__STATED PROBLEM__. The records that follow must be reproduced in full, exactly as written.
——————
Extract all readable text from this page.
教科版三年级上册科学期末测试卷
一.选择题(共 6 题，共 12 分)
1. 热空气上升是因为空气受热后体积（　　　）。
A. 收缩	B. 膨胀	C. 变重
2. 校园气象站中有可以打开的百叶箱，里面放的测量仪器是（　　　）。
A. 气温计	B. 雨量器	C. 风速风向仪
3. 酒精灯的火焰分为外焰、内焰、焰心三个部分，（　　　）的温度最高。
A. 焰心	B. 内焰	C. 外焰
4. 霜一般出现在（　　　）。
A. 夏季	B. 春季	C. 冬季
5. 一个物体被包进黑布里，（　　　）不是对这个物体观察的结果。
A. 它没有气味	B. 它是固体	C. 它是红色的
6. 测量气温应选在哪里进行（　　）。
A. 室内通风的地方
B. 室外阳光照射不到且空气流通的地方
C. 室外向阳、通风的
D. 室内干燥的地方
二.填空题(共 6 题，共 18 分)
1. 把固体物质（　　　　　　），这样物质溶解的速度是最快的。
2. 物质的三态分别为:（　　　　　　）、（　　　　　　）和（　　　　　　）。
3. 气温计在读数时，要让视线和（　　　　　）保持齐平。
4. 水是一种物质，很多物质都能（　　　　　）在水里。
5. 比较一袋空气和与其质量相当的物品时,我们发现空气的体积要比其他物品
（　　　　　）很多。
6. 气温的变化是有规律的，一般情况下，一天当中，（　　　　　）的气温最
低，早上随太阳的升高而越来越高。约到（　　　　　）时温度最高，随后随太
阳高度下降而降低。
——————
__TASK SOLUTION__.
Extract all readable text from this page.
教科版三年级上册科学期末测试卷
一.选择题(共 6 题，共 12 分)
1. 热空气上升是因为空气受热后体积（　　　）。
A. 收缩	B. 膨胀	C. 变重
2. 校园气象站中有可以打开的百叶箱，里面放的测量仪器是（　　　）。
A. 气温计	B. 雨量器	C. 风速风向仪
3. 酒精灯的火焰分为外焰、内焰、焰心三个部分，（　　　）的温度最高。
A. 焰心	B. 内焰	C. 外焰
4. 霜一般出现在（　　　）。
A. 夏季	B. 春季	C. 冬季
5. 一个物体被包进黑布里，（　　　）不是对这个物体观察的结果。
A. 它没有气味	B. 它是固体	C. 它是红色的
6. 测量气温应选在哪里进行（　　）。
A. 室内通风的地方
B. 室外阳光照射不到且空气流通的地方
C. 室外向阳、通风的
D. 室内干燥的地方
二.填空题(共 6 题，共 18 分)
1. 把固体物质（　　　　　　），这样物质溶解的速度是最快的。
2. 物质的三态分别为:（　　　　　　）、（　　　　　　）和（　　　　　　）。
3. 气温计在读数时，要让视线和（　　　　　）保持齐平。
4. 水是一种物质，很多物质都能（　　　　　）在水里。
5. 比较一袋空气和与其质量相当的物品时,我们发现空气的体积要比其他物品
（　　　　　）很多。
6. 气温的变化是有规律的，一般情况下，一天当中，（　　　　　）的气温最
低，早上随太阳的升高而越来越高。约到（　　　　　）时温度最高，随后随太
阳高度下降而降低。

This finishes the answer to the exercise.